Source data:
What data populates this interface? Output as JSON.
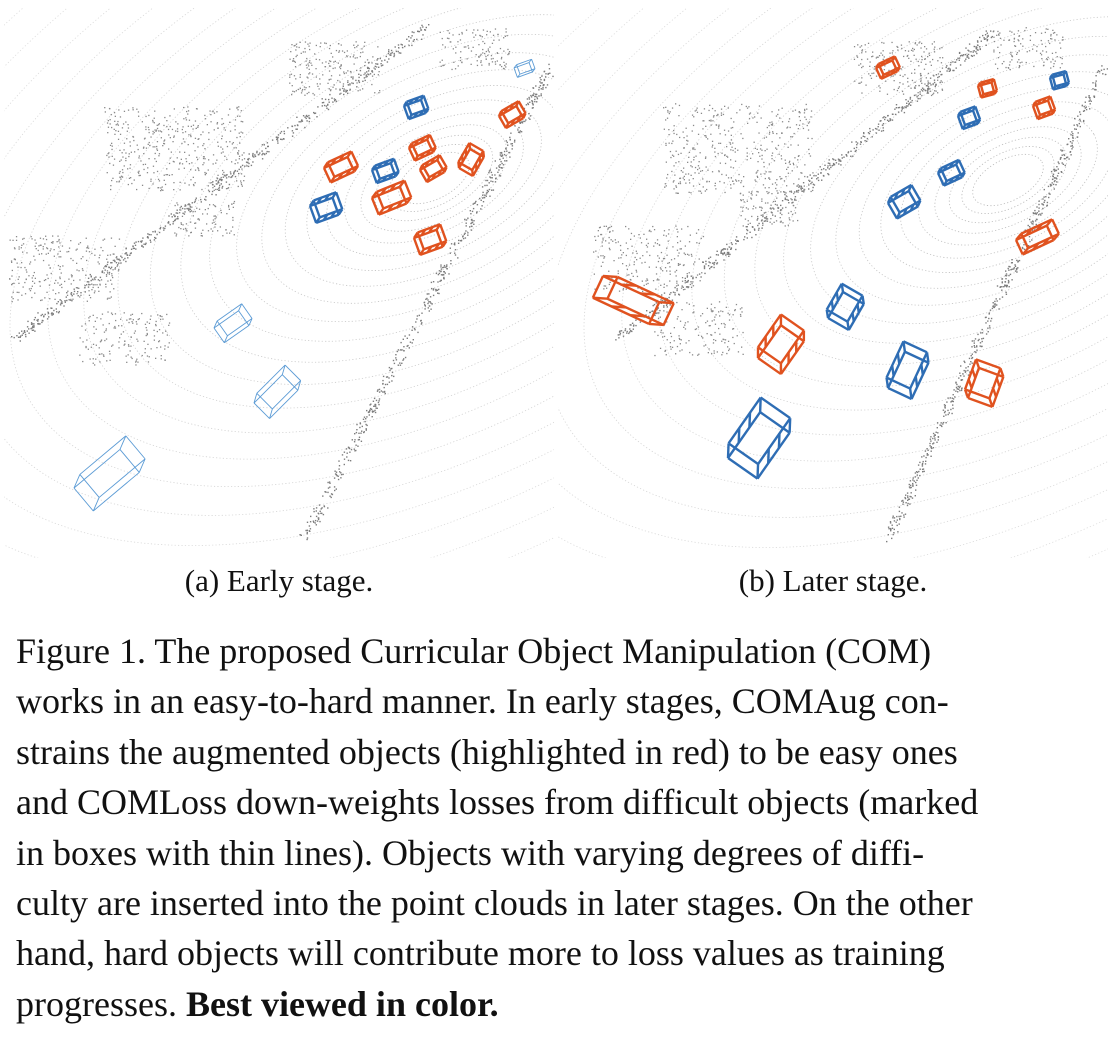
{
  "panels": [
    {
      "id": "a",
      "label": "(a) Early stage."
    },
    {
      "id": "b",
      "label": "(b) Later stage."
    }
  ],
  "caption": {
    "lines": [
      "Figure 1.  The proposed Curricular Object Manipulation (COM)",
      "works in an easy-to-hard manner. In early stages, COMAug con-",
      "strains the augmented objects (highlighted in red) to be easy ones",
      "and COMLoss down-weights losses from difficult objects (marked",
      "in boxes with thin lines).  Objects with varying degrees of diffi-",
      "culty are inserted into the point clouds in later stages. On the other",
      "hand, hard objects will contribute more to loss values as training"
    ],
    "last_line_prefix": "progresses. ",
    "last_line_bold": "Best viewed in color."
  },
  "colors": {
    "augmented": "#e0521f",
    "original": "#2e6db4",
    "original_thin": "#5b9bd5",
    "points": "#9a9a9a"
  }
}
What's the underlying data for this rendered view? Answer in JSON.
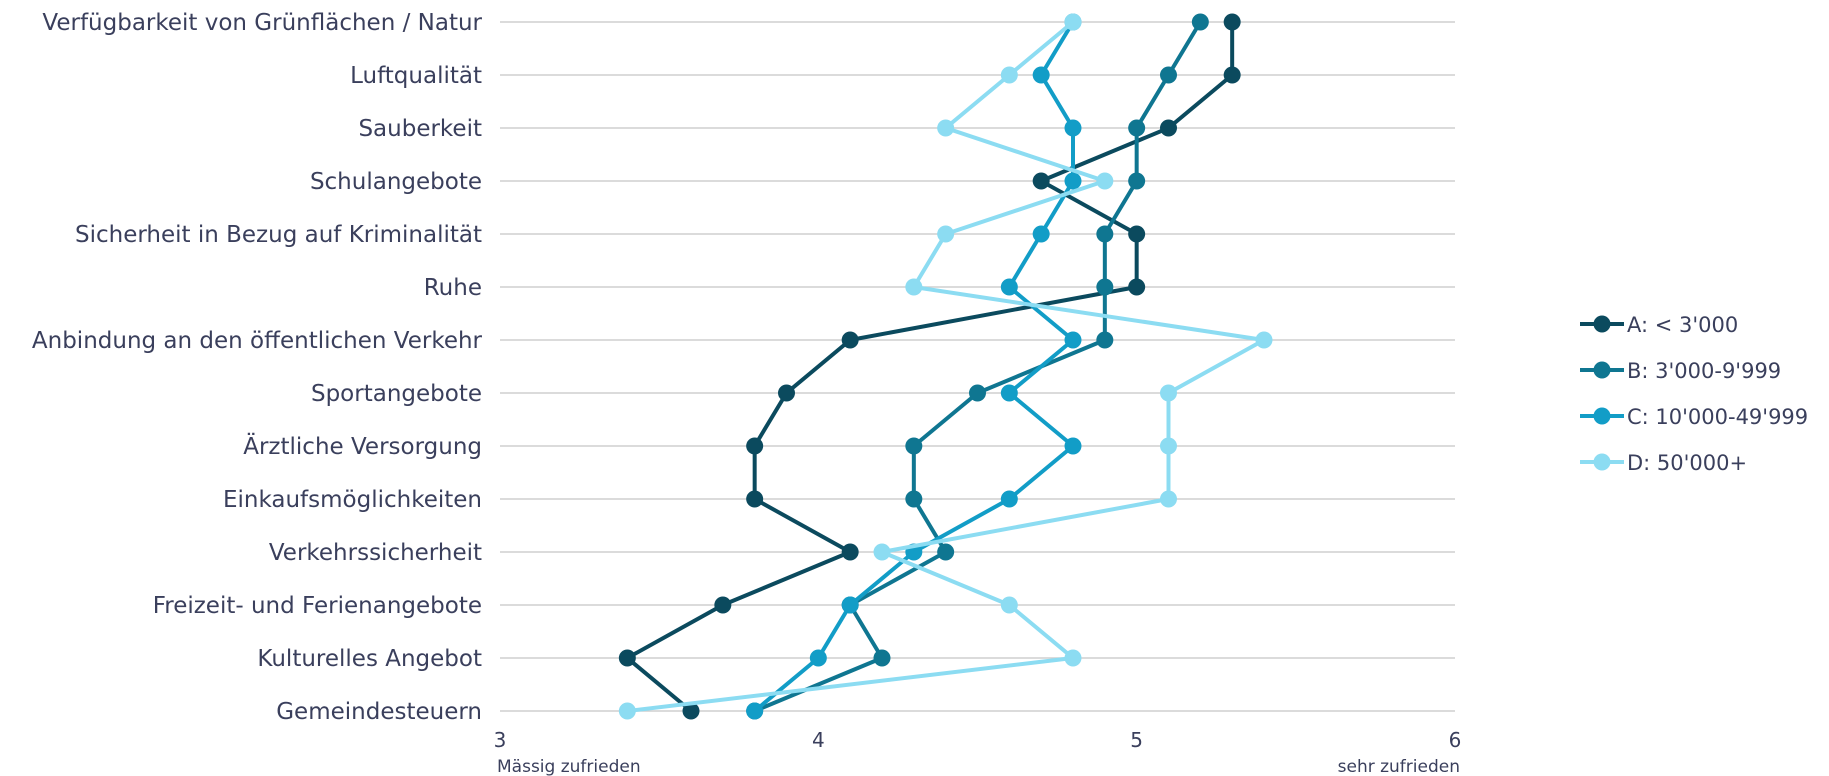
{
  "chart_data": {
    "type": "line",
    "orientation": "horizontal-categories",
    "categories": [
      "Verfügbarkeit von Grünflächen / Natur",
      "Luftqualität",
      "Sauberkeit",
      "Schulangebote",
      "Sicherheit in Bezug auf Kriminalität",
      "Ruhe",
      "Anbindung an den öffentlichen Verkehr",
      "Sportangebote",
      "Ärztliche Versorgung",
      "Einkaufsmöglichkeiten",
      "Verkehrssicherheit",
      "Freizeit- und Ferienangebote",
      "Kulturelles Angebot",
      "Gemeindesteuern"
    ],
    "series": [
      {
        "name": "A: < 3'000",
        "color": "#0b4a5e",
        "values": [
          5.3,
          5.3,
          5.1,
          4.7,
          5.0,
          5.0,
          4.1,
          3.9,
          3.8,
          3.8,
          4.1,
          3.7,
          3.4,
          3.6
        ]
      },
      {
        "name": "B: 3'000-9'999",
        "color": "#0f7691",
        "values": [
          5.2,
          5.1,
          5.0,
          5.0,
          4.9,
          4.9,
          4.9,
          4.5,
          4.3,
          4.3,
          4.4,
          4.1,
          4.2,
          3.8
        ]
      },
      {
        "name": "C: 10'000-49'999",
        "color": "#129dc7",
        "values": [
          4.8,
          4.7,
          4.8,
          4.8,
          4.7,
          4.6,
          4.8,
          4.6,
          4.8,
          4.6,
          4.3,
          4.1,
          4.0,
          3.8
        ]
      },
      {
        "name": "D: 50'000+",
        "color": "#8cdcf2",
        "values": [
          4.8,
          4.6,
          4.4,
          4.9,
          4.4,
          4.3,
          5.4,
          5.1,
          5.1,
          5.1,
          4.2,
          4.6,
          4.8,
          3.4
        ]
      }
    ],
    "xlim": [
      3,
      6
    ],
    "xticks": [
      "3",
      "4",
      "5",
      "6"
    ],
    "xlabel_left": "Mässig zufrieden",
    "xlabel_right": "sehr zufrieden",
    "grid": true,
    "legend_position": "right"
  }
}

Do this:
Pictures in the records above should not be copied. Repeat everything else exactly.

Task answer:
What data populates this interface? Output as JSON.
{
  "panels": [
    {
      "id": "a",
      "label": "(a) Early stage."
    },
    {
      "id": "b",
      "label": "(b) Later stage."
    }
  ],
  "caption": {
    "lines": [
      "Figure 1.  The proposed Curricular Object Manipulation (COM)",
      "works in an easy-to-hard manner. In early stages, COMAug con-",
      "strains the augmented objects (highlighted in red) to be easy ones",
      "and COMLoss down-weights losses from difficult objects (marked",
      "in boxes with thin lines).  Objects with varying degrees of diffi-",
      "culty are inserted into the point clouds in later stages. On the other",
      "hand, hard objects will contribute more to loss values as training"
    ],
    "last_line_prefix": "progresses. ",
    "last_line_bold": "Best viewed in color."
  },
  "colors": {
    "augmented": "#e0521f",
    "original": "#2e6db4",
    "original_thin": "#5b9bd5",
    "points": "#9a9a9a"
  }
}
What's the underlying data for this rendered view? Answer in JSON.
{
  "chart_data": {
    "type": "line",
    "orientation": "horizontal-categories",
    "categories": [
      "Verfügbarkeit von Grünflächen / Natur",
      "Luftqualität",
      "Sauberkeit",
      "Schulangebote",
      "Sicherheit in Bezug auf Kriminalität",
      "Ruhe",
      "Anbindung an den öffentlichen Verkehr",
      "Sportangebote",
      "Ärztliche Versorgung",
      "Einkaufsmöglichkeiten",
      "Verkehrssicherheit",
      "Freizeit- und Ferienangebote",
      "Kulturelles Angebot",
      "Gemeindesteuern"
    ],
    "series": [
      {
        "name": "A: < 3'000",
        "color": "#0b4a5e",
        "values": [
          5.3,
          5.3,
          5.1,
          4.7,
          5.0,
          5.0,
          4.1,
          3.9,
          3.8,
          3.8,
          4.1,
          3.7,
          3.4,
          3.6
        ]
      },
      {
        "name": "B: 3'000-9'999",
        "color": "#0f7691",
        "values": [
          5.2,
          5.1,
          5.0,
          5.0,
          4.9,
          4.9,
          4.9,
          4.5,
          4.3,
          4.3,
          4.4,
          4.1,
          4.2,
          3.8
        ]
      },
      {
        "name": "C: 10'000-49'999",
        "color": "#129dc7",
        "values": [
          4.8,
          4.7,
          4.8,
          4.8,
          4.7,
          4.6,
          4.8,
          4.6,
          4.8,
          4.6,
          4.3,
          4.1,
          4.0,
          3.8
        ]
      },
      {
        "name": "D: 50'000+",
        "color": "#8cdcf2",
        "values": [
          4.8,
          4.6,
          4.4,
          4.9,
          4.4,
          4.3,
          5.4,
          5.1,
          5.1,
          5.1,
          4.2,
          4.6,
          4.8,
          3.4
        ]
      }
    ],
    "xlim": [
      3,
      6
    ],
    "xticks": [
      "3",
      "4",
      "5",
      "6"
    ],
    "xlabel_left": "Mässig zufrieden",
    "xlabel_right": "sehr zufrieden",
    "grid": true,
    "legend_position": "right"
  }
}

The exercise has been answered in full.